- **What you need to do**
Return each entry exactly, with none missing.

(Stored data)

*-*-*

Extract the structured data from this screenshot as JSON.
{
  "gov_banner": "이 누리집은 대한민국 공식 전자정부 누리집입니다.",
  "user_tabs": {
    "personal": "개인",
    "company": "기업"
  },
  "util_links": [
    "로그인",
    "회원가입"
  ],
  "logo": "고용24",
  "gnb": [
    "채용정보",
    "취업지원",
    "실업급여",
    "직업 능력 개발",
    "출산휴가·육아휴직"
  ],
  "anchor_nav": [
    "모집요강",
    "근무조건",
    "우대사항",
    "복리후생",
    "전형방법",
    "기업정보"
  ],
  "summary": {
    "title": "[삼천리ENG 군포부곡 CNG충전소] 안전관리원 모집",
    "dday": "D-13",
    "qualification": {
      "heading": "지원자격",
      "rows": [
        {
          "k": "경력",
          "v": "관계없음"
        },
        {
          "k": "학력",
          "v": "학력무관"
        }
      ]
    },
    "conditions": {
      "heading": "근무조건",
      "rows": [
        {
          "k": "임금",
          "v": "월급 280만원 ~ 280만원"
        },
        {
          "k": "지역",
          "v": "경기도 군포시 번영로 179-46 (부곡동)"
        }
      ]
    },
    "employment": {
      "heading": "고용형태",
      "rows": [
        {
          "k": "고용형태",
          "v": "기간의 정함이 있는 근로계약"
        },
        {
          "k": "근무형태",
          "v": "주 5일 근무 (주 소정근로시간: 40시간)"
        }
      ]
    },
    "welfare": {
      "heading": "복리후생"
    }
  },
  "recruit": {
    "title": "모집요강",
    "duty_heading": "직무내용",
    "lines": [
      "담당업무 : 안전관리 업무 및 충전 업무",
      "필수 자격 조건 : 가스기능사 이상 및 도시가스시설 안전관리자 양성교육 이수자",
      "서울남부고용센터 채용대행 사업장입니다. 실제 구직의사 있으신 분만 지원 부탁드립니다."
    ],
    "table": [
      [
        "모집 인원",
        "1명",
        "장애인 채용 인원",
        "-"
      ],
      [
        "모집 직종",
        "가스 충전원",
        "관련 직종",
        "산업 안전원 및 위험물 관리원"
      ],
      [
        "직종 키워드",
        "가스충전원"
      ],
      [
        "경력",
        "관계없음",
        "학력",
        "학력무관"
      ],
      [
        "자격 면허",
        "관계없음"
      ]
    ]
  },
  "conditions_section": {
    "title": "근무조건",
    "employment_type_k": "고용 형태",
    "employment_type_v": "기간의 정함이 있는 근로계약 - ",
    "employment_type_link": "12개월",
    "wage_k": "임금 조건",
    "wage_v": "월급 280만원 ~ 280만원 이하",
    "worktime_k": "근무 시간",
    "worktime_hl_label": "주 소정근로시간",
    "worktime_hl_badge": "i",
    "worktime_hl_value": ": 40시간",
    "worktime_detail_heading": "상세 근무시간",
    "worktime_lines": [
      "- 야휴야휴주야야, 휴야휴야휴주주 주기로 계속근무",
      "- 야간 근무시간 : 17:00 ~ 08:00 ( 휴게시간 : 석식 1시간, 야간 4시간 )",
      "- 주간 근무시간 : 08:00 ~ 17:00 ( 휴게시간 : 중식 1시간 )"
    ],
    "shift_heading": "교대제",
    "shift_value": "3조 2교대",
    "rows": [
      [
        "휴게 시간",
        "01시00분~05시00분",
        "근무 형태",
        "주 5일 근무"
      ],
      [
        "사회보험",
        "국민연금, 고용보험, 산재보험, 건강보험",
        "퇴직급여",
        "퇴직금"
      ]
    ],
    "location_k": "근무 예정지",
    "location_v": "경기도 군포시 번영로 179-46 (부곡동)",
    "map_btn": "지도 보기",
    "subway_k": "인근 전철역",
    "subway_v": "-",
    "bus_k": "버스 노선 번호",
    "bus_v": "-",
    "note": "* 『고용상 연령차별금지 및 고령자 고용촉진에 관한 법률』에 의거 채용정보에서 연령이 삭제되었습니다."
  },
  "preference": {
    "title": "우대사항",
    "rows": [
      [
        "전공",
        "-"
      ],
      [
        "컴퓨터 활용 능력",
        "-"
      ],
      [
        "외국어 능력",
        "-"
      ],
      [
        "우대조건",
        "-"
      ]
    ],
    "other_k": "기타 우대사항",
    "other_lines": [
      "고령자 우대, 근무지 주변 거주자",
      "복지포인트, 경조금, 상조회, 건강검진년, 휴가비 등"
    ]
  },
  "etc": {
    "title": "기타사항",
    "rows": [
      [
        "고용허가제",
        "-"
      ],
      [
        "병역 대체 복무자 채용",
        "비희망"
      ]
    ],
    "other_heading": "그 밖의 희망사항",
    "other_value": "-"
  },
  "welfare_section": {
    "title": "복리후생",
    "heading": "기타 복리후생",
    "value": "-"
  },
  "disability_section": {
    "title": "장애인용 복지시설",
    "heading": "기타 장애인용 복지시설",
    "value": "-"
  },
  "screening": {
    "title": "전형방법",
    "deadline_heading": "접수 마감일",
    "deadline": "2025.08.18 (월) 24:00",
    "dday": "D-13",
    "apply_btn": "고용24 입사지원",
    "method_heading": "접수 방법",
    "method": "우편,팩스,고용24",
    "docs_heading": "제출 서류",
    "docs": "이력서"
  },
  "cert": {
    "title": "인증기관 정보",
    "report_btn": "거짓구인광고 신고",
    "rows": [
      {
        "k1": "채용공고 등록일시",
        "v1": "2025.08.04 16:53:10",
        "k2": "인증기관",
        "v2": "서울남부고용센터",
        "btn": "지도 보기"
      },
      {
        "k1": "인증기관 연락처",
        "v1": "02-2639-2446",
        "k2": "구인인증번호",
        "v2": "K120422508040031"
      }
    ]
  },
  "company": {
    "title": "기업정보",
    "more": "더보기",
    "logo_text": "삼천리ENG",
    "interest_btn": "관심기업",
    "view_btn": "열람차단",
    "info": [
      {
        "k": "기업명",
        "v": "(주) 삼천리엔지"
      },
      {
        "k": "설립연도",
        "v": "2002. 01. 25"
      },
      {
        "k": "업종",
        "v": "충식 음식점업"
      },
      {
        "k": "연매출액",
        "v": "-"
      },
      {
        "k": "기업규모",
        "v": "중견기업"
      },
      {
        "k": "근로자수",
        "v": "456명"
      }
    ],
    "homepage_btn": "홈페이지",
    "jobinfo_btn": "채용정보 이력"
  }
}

*-*-*

- **Reply to the task**
Extract the structured data from this screenshot as JSON.
{
  "gov_banner": "이 누리집은 대한민국 공식 전자정부 누리집입니다.",
  "user_tabs": {
    "personal": "개인",
    "company": "기업"
  },
  "util_links": [
    "로그인",
    "회원가입"
  ],
  "logo": "고용24",
  "gnb": [
    "채용정보",
    "취업지원",
    "실업급여",
    "직업 능력 개발",
    "출산휴가·육아휴직"
  ],
  "anchor_nav": [
    "모집요강",
    "근무조건",
    "우대사항",
    "복리후생",
    "전형방법",
    "기업정보"
  ],
  "summary": {
    "title": "[삼천리ENG 군포부곡 CNG충전소] 안전관리원 모집",
    "dday": "D-13",
    "qualification": {
      "heading": "지원자격",
      "rows": [
        {
          "k": "경력",
          "v": "관계없음"
        },
        {
          "k": "학력",
          "v": "학력무관"
        }
      ]
    },
    "conditions": {
      "heading": "근무조건",
      "rows": [
        {
          "k": "임금",
          "v": "월급 280만원 ~ 280만원"
        },
        {
          "k": "지역",
          "v": "경기도 군포시 번영로 179-46 (부곡동)"
        }
      ]
    },
    "employment": {
      "heading": "고용형태",
      "rows": [
        {
          "k": "고용형태",
          "v": "기간의 정함이 있는 근로계약"
        },
        {
          "k": "근무형태",
          "v": "주 5일 근무 (주 소정근로시간: 40시간)"
        }
      ]
    },
    "welfare": {
      "heading": "복리후생"
    }
  },
  "recruit": {
    "title": "모집요강",
    "duty_heading": "직무내용",
    "lines": [
      "담당업무 : 안전관리 업무 및 충전 업무",
      "필수 자격 조건 : 가스기능사 이상 및 도시가스시설 안전관리자 양성교육 이수자",
      "서울남부고용센터 채용대행 사업장입니다. 실제 구직의사 있으신 분만 지원 부탁드립니다."
    ],
    "table": [
      [
        "모집 인원",
        "1명",
        "장애인 채용 인원",
        "-"
      ],
      [
        "모집 직종",
        "가스 충전원",
        "관련 직종",
        "산업 안전원 및 위험물 관리원"
      ],
      [
        "직종 키워드",
        "가스충전원"
      ],
      [
        "경력",
        "관계없음",
        "학력",
        "학력무관"
      ],
      [
        "자격 면허",
        "관계없음"
      ]
    ]
  },
  "conditions_section": {
    "title": "근무조건",
    "employment_type_k": "고용 형태",
    "employment_type_v": "기간의 정함이 있는 근로계약 - ",
    "employment_type_link": "12개월",
    "wage_k": "임금 조건",
    "wage_v": "월급 280만원 ~ 280만원 이하",
    "worktime_k": "근무 시간",
    "worktime_hl_label": "주 소정근로시간",
    "worktime_hl_badge": "i",
    "worktime_hl_value": ": 40시간",
    "worktime_detail_heading": "상세 근무시간",
    "worktime_lines": [
      "- 야휴야휴주야야, 휴야휴야휴주주 주기로 계속근무",
      "- 야간 근무시간 : 17:00 ~ 08:00 ( 휴게시간 : 석식 1시간, 야간 4시간 )",
      "- 주간 근무시간 : 08:00 ~ 17:00 ( 휴게시간 : 중식 1시간 )"
    ],
    "shift_heading": "교대제",
    "shift_value": "3조 2교대",
    "rows": [
      [
        "휴게 시간",
        "01시00분~05시00분",
        "근무 형태",
        "주 5일 근무"
      ],
      [
        "사회보험",
        "국민연금, 고용보험, 산재보험, 건강보험",
        "퇴직급여",
        "퇴직금"
      ]
    ],
    "location_k": "근무 예정지",
    "location_v": "경기도 군포시 번영로 179-46 (부곡동)",
    "map_btn": "지도 보기",
    "subway_k": "인근 전철역",
    "subway_v": "-",
    "bus_k": "버스 노선 번호",
    "bus_v": "-",
    "note": "* 『고용상 연령차별금지 및 고령자 고용촉진에 관한 법률』에 의거 채용정보에서 연령이 삭제되었습니다."
  },
  "preference": {
    "title": "우대사항",
    "rows": [
      [
        "전공",
        "-"
      ],
      [
        "컴퓨터 활용 능력",
        "-"
      ],
      [
        "외국어 능력",
        "-"
      ],
      [
        "우대조건",
        "-"
      ]
    ],
    "other_k": "기타 우대사항",
    "other_lines": [
      "고령자 우대, 근무지 주변 거주자",
      "복지포인트, 경조금, 상조회, 건강검진년, 휴가비 등"
    ]
  },
  "etc": {
    "title": "기타사항",
    "rows": [
      [
        "고용허가제",
        "-"
      ],
      [
        "병역 대체 복무자 채용",
        "비희망"
      ]
    ],
    "other_heading": "그 밖의 희망사항",
    "other_value": "-"
  },
  "welfare_section": {
    "title": "복리후생",
    "heading": "기타 복리후생",
    "value": "-"
  },
  "disability_section": {
    "title": "장애인용 복지시설",
    "heading": "기타 장애인용 복지시설",
    "value": "-"
  },
  "screening": {
    "title": "전형방법",
    "deadline_heading": "접수 마감일",
    "deadline": "2025.08.18 (월) 24:00",
    "dday": "D-13",
    "apply_btn": "고용24 입사지원",
    "method_heading": "접수 방법",
    "method": "우편,팩스,고용24",
    "docs_heading": "제출 서류",
    "docs": "이력서"
  },
  "cert": {
    "title": "인증기관 정보",
    "report_btn": "거짓구인광고 신고",
    "rows": [
      {
        "k1": "채용공고 등록일시",
        "v1": "2025.08.04 16:53:10",
        "k2": "인증기관",
        "v2": "서울남부고용센터",
        "btn": "지도 보기"
      },
      {
        "k1": "인증기관 연락처",
        "v1": "02-2639-2446",
        "k2": "구인인증번호",
        "v2": "K120422508040031"
      }
    ]
  },
  "company": {
    "title": "기업정보",
    "more": "더보기",
    "logo_text": "삼천리ENG",
    "interest_btn": "관심기업",
    "view_btn": "열람차단",
    "info": [
      {
        "k": "기업명",
        "v": "(주) 삼천리엔지"
      },
      {
        "k": "설립연도",
        "v": "2002. 01. 25"
      },
      {
        "k": "업종",
        "v": "충식 음식점업"
      },
      {
        "k": "연매출액",
        "v": "-"
      },
      {
        "k": "기업규모",
        "v": "중견기업"
      },
      {
        "k": "근로자수",
        "v": "456명"
      }
    ],
    "homepage_btn": "홈페이지",
    "jobinfo_btn": "채용정보 이력"
  }
}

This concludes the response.